▶ [Text under study]
-- -- --

While technically speaking just by looking at them there is nothing to distinguish one of those “featured stories” from another, the one that doesn’t actually belong is the third one in, with the caption “Best Pickup Line Ever?”. The reason that one is different from all the rest is simple… it’s not a Mahalo featured story at all, and has nothing to do with anything going on in the news. It’s an ad. It is a paid link that Mahalo.com sold, one that leads to a site built to market a wine company. There is nothing visual to distinguish or disclose that as an ad, and if we view the source of the page…

 

Wheres the nofollow...?
(Click to enlarge)

 

… we can see that there is nothing machine readable (ie. nofollow attribute) to distinguish it as an ad, either.

Matt Cutts has been very, very clear on his take on sites that sell links that pass PageRank, or ones that don’t disclose that they are in fact ads: they are spamming. No if, ands, or buts about it, they deserve to get punished. In fact, he has even gone to far to state that in his view undisclosed paid links violate FTC guidelines.

So, Matt, recently you put out a call for link spam reports, including “paid links that pass PageRank”. Really, though, is there any point in reporting Mahalo to you? Are you going to actually take action, or, like you have done with Jason’s spam in the past, will you continue to simply look the other way? Any other site would be faced with a penalize/ban first, make nice nice with Google later. Hell, with the BMW site you penalized them after they cleaned it up, just to make an example. I get the strangest feeling, though, that won’t happen with Mahalo…

Can you at least say something about this issue…?

Update: in response to a comment below and a question posed by Matt Cutts about what makes me believe that this is indeed a paid link:

The Mahalo Paid Link Evidence Trail.

13 thoughts on “Jason Calacanis: Screw You Google, Now I’ll Sell Links Too”

  1. Oh Jason Calacanis, imagine you are but one solider with a rifle facing a platoon with machine guns..

    Taking person attack shots at one of us or only addressing one us that did not fully bring up points probably will not work anymore..

    Stop pulling the Zuck move of taking the easy way out an do some work to solve these issues and points.

-- -- --

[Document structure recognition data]
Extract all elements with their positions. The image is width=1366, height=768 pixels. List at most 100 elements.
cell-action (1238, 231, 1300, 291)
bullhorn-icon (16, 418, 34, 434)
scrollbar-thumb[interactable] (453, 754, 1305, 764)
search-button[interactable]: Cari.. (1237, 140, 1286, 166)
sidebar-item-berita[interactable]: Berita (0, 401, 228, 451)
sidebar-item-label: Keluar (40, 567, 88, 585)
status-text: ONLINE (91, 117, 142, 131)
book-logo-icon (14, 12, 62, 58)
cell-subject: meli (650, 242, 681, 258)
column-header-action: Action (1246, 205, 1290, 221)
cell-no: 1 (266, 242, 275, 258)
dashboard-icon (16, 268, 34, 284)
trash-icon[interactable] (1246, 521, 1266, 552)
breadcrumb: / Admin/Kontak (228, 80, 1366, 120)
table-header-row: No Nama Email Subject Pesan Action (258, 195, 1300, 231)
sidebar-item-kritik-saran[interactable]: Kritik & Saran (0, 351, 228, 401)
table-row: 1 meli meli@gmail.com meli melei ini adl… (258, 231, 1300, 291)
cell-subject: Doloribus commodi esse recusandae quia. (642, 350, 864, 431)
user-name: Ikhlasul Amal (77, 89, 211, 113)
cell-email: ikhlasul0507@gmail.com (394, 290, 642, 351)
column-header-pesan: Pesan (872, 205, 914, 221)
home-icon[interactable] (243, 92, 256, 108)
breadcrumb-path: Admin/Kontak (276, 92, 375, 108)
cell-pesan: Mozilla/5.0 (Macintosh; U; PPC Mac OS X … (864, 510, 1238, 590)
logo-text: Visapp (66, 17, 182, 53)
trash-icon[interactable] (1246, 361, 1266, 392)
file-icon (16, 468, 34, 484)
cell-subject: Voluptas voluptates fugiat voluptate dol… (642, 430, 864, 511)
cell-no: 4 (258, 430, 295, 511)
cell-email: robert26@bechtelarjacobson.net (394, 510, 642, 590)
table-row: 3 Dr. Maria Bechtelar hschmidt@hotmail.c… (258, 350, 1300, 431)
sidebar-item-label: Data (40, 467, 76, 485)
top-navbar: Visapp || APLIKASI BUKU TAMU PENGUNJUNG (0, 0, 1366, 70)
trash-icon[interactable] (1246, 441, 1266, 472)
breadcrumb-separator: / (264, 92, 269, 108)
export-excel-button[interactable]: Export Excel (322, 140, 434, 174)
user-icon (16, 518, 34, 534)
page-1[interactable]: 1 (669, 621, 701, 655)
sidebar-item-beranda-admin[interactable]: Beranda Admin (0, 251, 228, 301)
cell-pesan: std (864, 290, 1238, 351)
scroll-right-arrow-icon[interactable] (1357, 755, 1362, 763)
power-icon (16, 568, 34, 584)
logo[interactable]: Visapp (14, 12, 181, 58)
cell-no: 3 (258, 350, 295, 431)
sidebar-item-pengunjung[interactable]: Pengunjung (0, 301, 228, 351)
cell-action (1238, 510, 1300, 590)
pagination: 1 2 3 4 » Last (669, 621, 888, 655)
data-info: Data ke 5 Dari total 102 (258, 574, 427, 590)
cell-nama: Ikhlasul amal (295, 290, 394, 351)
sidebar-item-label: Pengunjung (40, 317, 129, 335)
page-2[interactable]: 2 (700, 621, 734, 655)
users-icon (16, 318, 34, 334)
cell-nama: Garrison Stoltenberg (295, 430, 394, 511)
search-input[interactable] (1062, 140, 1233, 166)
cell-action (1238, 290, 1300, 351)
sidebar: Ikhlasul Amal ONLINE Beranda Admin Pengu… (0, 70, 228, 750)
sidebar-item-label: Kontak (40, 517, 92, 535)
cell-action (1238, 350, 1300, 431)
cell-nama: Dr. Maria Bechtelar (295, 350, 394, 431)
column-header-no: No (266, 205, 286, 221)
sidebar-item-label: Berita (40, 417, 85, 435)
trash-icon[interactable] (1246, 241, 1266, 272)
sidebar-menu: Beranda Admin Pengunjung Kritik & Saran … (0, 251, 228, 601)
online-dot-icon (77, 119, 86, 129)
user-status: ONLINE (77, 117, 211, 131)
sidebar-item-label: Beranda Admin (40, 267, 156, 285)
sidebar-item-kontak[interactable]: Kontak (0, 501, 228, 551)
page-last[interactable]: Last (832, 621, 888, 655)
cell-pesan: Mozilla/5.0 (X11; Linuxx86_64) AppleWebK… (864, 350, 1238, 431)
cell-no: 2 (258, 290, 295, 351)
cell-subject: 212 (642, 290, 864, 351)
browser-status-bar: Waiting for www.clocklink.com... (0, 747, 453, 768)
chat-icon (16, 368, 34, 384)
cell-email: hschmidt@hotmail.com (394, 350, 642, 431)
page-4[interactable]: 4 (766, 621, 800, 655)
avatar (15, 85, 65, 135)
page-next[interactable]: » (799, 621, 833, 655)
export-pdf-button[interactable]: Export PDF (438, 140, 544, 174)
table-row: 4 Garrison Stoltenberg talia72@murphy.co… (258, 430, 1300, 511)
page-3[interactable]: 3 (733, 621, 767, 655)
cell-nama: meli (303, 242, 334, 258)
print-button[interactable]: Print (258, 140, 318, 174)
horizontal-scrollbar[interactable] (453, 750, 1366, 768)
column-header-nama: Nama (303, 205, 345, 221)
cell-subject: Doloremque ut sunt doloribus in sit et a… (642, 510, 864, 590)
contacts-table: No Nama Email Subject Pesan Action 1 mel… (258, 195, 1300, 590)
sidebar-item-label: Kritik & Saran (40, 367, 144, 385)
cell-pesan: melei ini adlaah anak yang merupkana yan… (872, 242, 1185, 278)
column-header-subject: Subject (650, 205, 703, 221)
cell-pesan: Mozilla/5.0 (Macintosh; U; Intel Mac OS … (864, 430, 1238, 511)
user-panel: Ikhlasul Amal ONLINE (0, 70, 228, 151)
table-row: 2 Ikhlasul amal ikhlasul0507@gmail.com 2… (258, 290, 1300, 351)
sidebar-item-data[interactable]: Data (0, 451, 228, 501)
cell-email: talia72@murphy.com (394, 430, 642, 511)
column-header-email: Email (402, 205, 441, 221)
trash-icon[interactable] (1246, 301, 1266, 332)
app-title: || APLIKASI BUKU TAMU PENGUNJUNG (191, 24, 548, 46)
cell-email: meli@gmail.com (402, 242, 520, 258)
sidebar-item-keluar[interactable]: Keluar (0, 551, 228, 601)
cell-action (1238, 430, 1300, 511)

-- -- --

▶ [Work item] Rewrite the post about Mahalo's paid link starting at "Can you at least" and ending at "issues and points.", replacing "rifle" with "musket".

▶ [Solution to the exercise]
Can you at least say something about this issue…?

Update: in response to a comment below and a question posed by Matt Cutts about what makes me believe that this is indeed a paid link:

The Mahalo Paid Link Evidence Trail.

13 thoughts on “Jason Calacanis: Screw You Google, Now I’ll Sell Links Too”

  1. Oh Jason Calacanis, imagine you are but one solider with a musket facing a platoon with machine guns..

    Taking person attack shots at one of us or only addressing one us that did not fully bring up points probably will not work anymore..

    Stop pulling the Zuck move of taking the easy way out an do some work to solve these issues and points.